EXERCISE DETAILS – Report how many lines of these entries hold the string "Мити"; reply with the number alone.
******
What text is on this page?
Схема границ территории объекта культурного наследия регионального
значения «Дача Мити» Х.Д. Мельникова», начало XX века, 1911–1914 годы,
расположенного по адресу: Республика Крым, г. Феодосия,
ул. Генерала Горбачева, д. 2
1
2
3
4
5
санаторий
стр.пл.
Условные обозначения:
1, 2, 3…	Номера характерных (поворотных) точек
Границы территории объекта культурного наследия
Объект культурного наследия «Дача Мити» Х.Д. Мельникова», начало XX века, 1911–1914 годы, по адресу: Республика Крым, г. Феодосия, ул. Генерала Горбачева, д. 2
******
EXERCISE RESULT – 2